*AIM:*
In the material below, find each line holding the string "recipients" and copy it.

[Start of STORED RECORDS]

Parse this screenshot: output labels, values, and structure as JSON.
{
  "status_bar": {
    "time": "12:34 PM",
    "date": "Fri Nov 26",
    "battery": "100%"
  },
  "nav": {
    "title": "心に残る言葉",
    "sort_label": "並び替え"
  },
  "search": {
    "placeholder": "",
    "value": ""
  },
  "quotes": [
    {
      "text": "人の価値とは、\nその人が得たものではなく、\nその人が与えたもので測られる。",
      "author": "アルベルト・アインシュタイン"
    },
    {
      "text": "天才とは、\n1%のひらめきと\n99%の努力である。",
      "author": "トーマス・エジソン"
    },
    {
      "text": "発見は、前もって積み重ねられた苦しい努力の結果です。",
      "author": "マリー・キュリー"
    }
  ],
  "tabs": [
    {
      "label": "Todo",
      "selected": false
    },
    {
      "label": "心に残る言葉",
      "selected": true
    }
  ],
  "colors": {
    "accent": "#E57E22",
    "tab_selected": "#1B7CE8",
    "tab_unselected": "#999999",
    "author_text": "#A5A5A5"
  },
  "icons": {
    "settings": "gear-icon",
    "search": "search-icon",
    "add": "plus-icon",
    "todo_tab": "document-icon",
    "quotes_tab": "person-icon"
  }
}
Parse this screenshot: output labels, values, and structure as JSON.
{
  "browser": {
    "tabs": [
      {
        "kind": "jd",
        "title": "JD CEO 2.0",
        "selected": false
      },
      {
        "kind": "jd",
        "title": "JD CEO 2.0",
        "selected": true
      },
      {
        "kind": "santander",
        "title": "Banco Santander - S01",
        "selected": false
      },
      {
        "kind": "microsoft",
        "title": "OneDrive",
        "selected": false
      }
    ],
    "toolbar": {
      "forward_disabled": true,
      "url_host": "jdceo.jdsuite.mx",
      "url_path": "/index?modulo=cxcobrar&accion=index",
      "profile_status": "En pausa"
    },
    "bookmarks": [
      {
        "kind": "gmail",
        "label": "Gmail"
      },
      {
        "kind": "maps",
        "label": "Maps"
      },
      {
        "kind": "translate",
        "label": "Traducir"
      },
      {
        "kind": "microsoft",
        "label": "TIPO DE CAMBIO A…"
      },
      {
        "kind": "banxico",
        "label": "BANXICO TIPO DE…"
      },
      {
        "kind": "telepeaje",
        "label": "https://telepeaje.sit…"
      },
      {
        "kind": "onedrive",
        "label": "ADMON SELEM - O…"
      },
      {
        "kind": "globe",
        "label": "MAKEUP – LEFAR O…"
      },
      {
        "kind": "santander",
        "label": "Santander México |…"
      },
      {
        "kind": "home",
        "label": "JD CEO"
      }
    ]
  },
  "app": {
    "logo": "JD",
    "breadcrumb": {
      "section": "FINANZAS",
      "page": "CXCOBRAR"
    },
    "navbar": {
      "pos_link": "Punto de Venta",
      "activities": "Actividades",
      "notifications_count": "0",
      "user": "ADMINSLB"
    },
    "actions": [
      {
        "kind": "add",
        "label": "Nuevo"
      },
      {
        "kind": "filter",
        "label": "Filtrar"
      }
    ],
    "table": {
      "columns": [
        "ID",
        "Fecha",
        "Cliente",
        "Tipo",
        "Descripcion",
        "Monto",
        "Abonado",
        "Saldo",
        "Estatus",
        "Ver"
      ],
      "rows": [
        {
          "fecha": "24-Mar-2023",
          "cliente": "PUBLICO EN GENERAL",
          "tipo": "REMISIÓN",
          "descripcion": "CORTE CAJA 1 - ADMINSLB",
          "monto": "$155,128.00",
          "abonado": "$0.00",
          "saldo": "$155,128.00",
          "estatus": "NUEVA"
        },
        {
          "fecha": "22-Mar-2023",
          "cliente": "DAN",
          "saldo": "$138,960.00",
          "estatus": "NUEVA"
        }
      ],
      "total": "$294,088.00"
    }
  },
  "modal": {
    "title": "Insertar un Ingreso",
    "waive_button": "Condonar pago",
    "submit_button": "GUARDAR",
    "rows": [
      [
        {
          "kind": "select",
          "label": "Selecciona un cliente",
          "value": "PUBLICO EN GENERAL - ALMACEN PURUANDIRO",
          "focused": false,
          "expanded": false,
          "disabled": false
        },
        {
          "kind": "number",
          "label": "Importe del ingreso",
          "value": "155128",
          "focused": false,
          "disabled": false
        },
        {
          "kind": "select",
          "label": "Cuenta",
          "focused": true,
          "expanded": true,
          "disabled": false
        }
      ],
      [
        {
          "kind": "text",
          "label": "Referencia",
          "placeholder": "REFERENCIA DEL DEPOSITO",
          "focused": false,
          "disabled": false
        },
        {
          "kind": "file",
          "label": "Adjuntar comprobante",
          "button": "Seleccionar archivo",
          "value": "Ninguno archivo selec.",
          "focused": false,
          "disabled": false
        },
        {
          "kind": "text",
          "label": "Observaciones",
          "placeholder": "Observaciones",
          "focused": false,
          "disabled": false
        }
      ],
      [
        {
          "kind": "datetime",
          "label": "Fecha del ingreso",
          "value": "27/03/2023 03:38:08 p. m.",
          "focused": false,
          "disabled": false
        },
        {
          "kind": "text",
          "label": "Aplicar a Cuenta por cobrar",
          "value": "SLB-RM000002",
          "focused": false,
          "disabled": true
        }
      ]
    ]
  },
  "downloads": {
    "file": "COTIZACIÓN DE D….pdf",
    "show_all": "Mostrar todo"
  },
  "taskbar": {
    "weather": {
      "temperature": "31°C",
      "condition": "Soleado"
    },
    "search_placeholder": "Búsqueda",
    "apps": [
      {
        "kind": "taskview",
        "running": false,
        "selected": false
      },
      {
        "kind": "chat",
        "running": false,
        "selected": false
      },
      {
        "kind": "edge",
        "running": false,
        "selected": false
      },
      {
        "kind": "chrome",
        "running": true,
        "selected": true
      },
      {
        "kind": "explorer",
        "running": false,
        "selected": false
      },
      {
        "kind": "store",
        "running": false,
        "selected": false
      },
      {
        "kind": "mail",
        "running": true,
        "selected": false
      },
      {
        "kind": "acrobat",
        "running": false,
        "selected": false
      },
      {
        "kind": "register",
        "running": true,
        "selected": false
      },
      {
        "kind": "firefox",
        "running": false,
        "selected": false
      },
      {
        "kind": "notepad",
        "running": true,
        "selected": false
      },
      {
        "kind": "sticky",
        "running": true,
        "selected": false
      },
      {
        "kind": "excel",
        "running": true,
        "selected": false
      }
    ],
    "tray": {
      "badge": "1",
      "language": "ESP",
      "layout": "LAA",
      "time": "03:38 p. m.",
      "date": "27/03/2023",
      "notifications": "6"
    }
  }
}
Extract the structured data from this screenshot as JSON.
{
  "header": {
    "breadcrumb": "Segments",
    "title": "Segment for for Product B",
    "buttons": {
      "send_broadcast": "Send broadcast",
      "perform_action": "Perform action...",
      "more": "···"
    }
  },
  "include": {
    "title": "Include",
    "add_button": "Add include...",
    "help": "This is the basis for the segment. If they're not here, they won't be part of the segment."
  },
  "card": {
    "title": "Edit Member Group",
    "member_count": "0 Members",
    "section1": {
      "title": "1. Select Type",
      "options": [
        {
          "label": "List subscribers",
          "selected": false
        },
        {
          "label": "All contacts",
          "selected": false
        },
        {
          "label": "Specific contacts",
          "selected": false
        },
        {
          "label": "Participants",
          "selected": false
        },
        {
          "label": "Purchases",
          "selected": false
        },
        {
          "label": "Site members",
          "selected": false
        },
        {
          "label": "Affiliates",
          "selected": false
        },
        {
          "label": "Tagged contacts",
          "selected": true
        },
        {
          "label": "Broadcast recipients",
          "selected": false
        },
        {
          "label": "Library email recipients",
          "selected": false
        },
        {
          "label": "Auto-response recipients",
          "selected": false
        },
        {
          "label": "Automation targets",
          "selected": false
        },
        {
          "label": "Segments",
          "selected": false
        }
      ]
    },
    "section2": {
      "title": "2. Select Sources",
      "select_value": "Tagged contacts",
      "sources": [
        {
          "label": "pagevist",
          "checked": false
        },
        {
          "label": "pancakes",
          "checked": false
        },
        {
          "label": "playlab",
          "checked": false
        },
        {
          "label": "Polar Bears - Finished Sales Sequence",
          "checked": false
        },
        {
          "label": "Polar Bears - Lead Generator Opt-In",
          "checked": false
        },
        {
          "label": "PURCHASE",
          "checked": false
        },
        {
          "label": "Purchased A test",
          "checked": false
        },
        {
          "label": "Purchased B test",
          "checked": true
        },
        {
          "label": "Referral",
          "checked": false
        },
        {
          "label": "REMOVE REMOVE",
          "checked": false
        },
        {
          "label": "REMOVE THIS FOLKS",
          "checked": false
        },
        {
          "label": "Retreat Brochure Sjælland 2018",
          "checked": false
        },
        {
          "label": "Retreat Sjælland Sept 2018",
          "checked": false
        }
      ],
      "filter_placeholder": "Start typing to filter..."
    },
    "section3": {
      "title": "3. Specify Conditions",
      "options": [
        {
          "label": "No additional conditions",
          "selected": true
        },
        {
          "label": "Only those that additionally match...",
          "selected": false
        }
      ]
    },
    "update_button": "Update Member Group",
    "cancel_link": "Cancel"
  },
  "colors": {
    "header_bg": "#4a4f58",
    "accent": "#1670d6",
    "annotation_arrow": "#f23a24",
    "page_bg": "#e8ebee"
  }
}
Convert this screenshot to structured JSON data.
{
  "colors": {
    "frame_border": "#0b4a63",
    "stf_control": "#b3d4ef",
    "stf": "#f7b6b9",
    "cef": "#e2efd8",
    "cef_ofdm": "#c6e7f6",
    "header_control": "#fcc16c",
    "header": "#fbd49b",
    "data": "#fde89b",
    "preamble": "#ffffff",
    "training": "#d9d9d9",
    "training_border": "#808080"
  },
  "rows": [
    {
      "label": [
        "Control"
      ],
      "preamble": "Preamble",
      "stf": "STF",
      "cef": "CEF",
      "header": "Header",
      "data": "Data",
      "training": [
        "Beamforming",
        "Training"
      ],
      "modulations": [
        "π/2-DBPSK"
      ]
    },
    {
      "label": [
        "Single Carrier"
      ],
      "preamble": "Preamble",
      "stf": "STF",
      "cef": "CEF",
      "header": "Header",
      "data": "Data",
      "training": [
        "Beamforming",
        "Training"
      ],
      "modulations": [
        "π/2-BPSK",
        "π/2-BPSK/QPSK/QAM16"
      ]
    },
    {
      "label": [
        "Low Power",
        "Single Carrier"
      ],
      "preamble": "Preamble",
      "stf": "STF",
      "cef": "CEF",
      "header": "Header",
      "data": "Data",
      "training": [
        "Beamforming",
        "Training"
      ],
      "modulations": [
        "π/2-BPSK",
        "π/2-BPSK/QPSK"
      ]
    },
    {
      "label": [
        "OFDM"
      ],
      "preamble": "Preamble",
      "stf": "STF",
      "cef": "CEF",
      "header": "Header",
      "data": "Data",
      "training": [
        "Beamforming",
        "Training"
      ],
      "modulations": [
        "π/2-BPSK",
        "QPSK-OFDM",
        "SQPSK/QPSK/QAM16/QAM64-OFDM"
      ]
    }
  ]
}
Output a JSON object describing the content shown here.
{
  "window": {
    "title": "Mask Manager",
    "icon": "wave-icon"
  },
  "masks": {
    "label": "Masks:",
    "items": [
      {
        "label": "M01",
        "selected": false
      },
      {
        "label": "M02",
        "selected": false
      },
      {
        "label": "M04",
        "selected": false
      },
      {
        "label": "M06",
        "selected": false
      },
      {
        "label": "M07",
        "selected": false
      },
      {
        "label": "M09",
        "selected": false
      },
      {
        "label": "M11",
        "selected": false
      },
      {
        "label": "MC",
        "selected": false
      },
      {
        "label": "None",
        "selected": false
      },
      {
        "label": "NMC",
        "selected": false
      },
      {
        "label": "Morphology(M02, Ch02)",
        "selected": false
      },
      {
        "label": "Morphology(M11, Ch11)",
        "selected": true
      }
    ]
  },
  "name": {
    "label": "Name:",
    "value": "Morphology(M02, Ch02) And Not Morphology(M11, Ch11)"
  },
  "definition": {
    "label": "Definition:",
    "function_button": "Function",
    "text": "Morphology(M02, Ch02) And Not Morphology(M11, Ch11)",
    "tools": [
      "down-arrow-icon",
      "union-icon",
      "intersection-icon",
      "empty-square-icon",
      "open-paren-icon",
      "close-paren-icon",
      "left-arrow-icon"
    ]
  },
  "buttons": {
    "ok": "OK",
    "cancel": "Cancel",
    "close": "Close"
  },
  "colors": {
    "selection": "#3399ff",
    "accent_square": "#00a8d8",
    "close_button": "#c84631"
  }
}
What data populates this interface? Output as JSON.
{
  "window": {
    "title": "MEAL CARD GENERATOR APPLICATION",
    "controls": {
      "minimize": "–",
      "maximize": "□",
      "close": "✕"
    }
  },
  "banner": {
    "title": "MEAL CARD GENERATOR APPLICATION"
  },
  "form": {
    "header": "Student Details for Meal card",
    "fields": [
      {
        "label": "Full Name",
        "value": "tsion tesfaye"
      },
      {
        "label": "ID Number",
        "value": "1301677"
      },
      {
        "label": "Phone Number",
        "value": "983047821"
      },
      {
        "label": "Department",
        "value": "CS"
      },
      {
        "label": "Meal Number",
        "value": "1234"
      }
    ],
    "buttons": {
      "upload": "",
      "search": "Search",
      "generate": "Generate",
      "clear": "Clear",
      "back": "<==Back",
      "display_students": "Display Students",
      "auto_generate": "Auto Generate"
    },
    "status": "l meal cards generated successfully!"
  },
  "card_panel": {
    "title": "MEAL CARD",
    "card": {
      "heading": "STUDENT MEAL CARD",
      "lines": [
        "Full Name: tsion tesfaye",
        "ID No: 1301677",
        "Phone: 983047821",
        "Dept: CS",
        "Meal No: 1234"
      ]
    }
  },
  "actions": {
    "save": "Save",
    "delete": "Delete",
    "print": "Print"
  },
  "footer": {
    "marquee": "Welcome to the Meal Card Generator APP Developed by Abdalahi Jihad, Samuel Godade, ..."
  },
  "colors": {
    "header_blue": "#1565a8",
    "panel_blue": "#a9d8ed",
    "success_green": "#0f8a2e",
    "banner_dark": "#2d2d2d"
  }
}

[End of STORED RECORDS]

*COMPLETED EXERCISE:*
          "label": "Broadcast recipients",
          "label": "Library email recipients",
          "label": "Auto-response recipients",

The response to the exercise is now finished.